### Provided records ###
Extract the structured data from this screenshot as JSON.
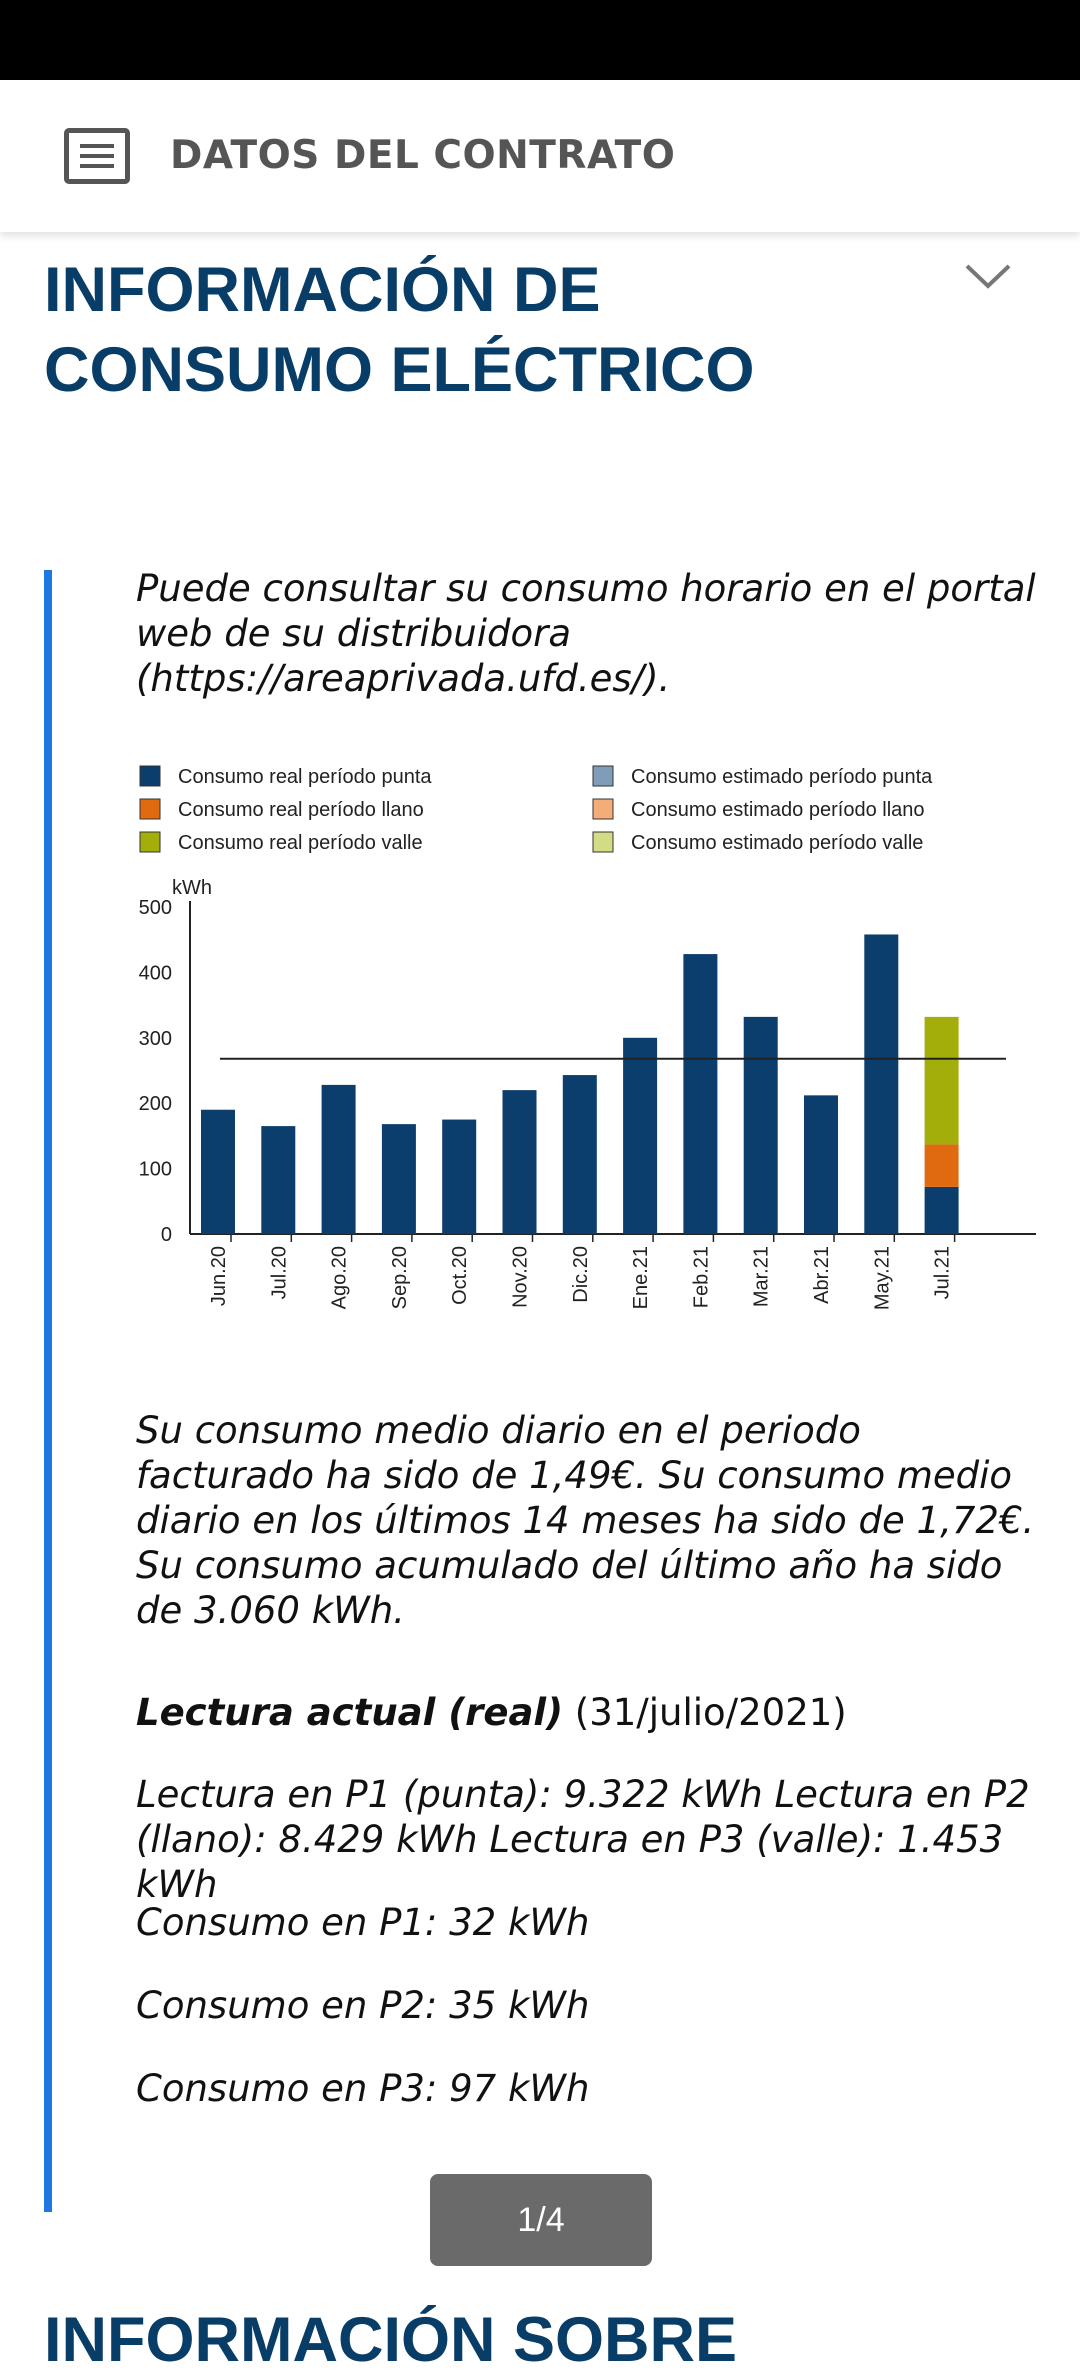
{
  "header": {
    "title": "DATOS DEL CONTRATO",
    "menu_icon": "menu-list-icon"
  },
  "section": {
    "title_line1": "INFORMACIÓN DE",
    "title_line2": "CONSUMO ELÉCTRICO",
    "toggle_icon": "chevron-down-icon"
  },
  "intro": "Puede consultar su consumo horario en el portal web de su distribuidora (https://areaprivada.ufd.es/).",
  "chart_data": {
    "type": "bar",
    "ylabel": "kWh",
    "ylim": [
      0,
      500
    ],
    "yticks": [
      0,
      100,
      200,
      300,
      400,
      500
    ],
    "categories": [
      "Jun.20",
      "Jul.20",
      "Ago.20",
      "Sep.20",
      "Oct.20",
      "Nov.20",
      "Dic.20",
      "Ene.21",
      "Feb.21",
      "Mar.21",
      "Abr.21",
      "May.21",
      "Jul.21"
    ],
    "stacked": true,
    "series": [
      {
        "name": "Consumo real período punta",
        "color": "#0b3e6c",
        "values": [
          190,
          165,
          228,
          168,
          175,
          220,
          243,
          300,
          428,
          332,
          212,
          458,
          72
        ]
      },
      {
        "name": "Consumo real período llano",
        "color": "#e06a10",
        "values": [
          0,
          0,
          0,
          0,
          0,
          0,
          0,
          0,
          0,
          0,
          0,
          0,
          65
        ]
      },
      {
        "name": "Consumo real período valle",
        "color": "#a3ae0a",
        "values": [
          0,
          0,
          0,
          0,
          0,
          0,
          0,
          0,
          0,
          0,
          0,
          0,
          195
        ]
      },
      {
        "name": "Consumo estimado período punta",
        "color": "#7f9db8",
        "values": [
          0,
          0,
          0,
          0,
          0,
          0,
          0,
          0,
          0,
          0,
          0,
          0,
          0
        ]
      },
      {
        "name": "Consumo estimado período llano",
        "color": "#f4ad78",
        "values": [
          0,
          0,
          0,
          0,
          0,
          0,
          0,
          0,
          0,
          0,
          0,
          0,
          0
        ]
      },
      {
        "name": "Consumo estimado período valle",
        "color": "#d3dc82",
        "values": [
          0,
          0,
          0,
          0,
          0,
          0,
          0,
          0,
          0,
          0,
          0,
          0,
          0
        ]
      }
    ],
    "average_line": 268,
    "legend_position": "top",
    "grid": false
  },
  "summary": "Su consumo medio diario en el periodo facturado ha sido de 1,49€. Su consumo medio diario en los últimos 14 meses ha sido de 1,72€. Su consumo acumulado del último año ha sido de 3.060 kWh.",
  "reading": {
    "label": "Lectura actual (real)",
    "date": "(31/julio/2021)",
    "values": "Lectura en P1 (punta): 9.322 kWh Lectura en P2 (llano): 8.429 kWh Lectura en P3 (valle): 1.453 kWh",
    "p1": "Consumo en P1: 32 kWh",
    "p2": "Consumo en P2: 35 kWh",
    "p3": "Consumo en P3: 97 kWh"
  },
  "pager": {
    "label": "1/4"
  },
  "next_section": {
    "title": "INFORMACIÓN SOBRE"
  }
}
###
- Exercise prompt -
The data above should be repeated exactly, minus any pictures.

- Result of this exercise -
Extract the structured data from this screenshot as JSON.
{
  "header": {
    "title": "DATOS DEL CONTRATO",
    "menu_icon": "menu-list-icon"
  },
  "section": {
    "title_line1": "INFORMACIÓN DE",
    "title_line2": "CONSUMO ELÉCTRICO",
    "toggle_icon": "chevron-down-icon"
  },
  "intro": "Puede consultar su consumo horario en el portal web de su distribuidora (https://areaprivada.ufd.es/).",
  "chart_data": {
    "type": "bar",
    "ylabel": "kWh",
    "ylim": [
      0,
      500
    ],
    "yticks": [
      0,
      100,
      200,
      300,
      400,
      500
    ],
    "categories": [
      "Jun.20",
      "Jul.20",
      "Ago.20",
      "Sep.20",
      "Oct.20",
      "Nov.20",
      "Dic.20",
      "Ene.21",
      "Feb.21",
      "Mar.21",
      "Abr.21",
      "May.21",
      "Jul.21"
    ],
    "stacked": true,
    "series": [
      {
        "name": "Consumo real período punta",
        "color": "#0b3e6c",
        "values": [
          190,
          165,
          228,
          168,
          175,
          220,
          243,
          300,
          428,
          332,
          212,
          458,
          72
        ]
      },
      {
        "name": "Consumo real período llano",
        "color": "#e06a10",
        "values": [
          0,
          0,
          0,
          0,
          0,
          0,
          0,
          0,
          0,
          0,
          0,
          0,
          65
        ]
      },
      {
        "name": "Consumo real período valle",
        "color": "#a3ae0a",
        "values": [
          0,
          0,
          0,
          0,
          0,
          0,
          0,
          0,
          0,
          0,
          0,
          0,
          195
        ]
      },
      {
        "name": "Consumo estimado período punta",
        "color": "#7f9db8",
        "values": [
          0,
          0,
          0,
          0,
          0,
          0,
          0,
          0,
          0,
          0,
          0,
          0,
          0
        ]
      },
      {
        "name": "Consumo estimado período llano",
        "color": "#f4ad78",
        "values": [
          0,
          0,
          0,
          0,
          0,
          0,
          0,
          0,
          0,
          0,
          0,
          0,
          0
        ]
      },
      {
        "name": "Consumo estimado período valle",
        "color": "#d3dc82",
        "values": [
          0,
          0,
          0,
          0,
          0,
          0,
          0,
          0,
          0,
          0,
          0,
          0,
          0
        ]
      }
    ],
    "average_line": 268,
    "legend_position": "top",
    "grid": false
  },
  "summary": "Su consumo medio diario en el periodo facturado ha sido de 1,49€. Su consumo medio diario en los últimos 14 meses ha sido de 1,72€. Su consumo acumulado del último año ha sido de 3.060 kWh.",
  "reading": {
    "label": "Lectura actual (real)",
    "date": "(31/julio/2021)",
    "values": "Lectura en P1 (punta): 9.322 kWh Lectura en P2 (llano): 8.429 kWh Lectura en P3 (valle): 1.453 kWh",
    "p1": "Consumo en P1: 32 kWh",
    "p2": "Consumo en P2: 35 kWh",
    "p3": "Consumo en P3: 97 kWh"
  },
  "pager": {
    "label": "1/4"
  },
  "next_section": {
    "title": "INFORMACIÓN SOBRE"
  }
}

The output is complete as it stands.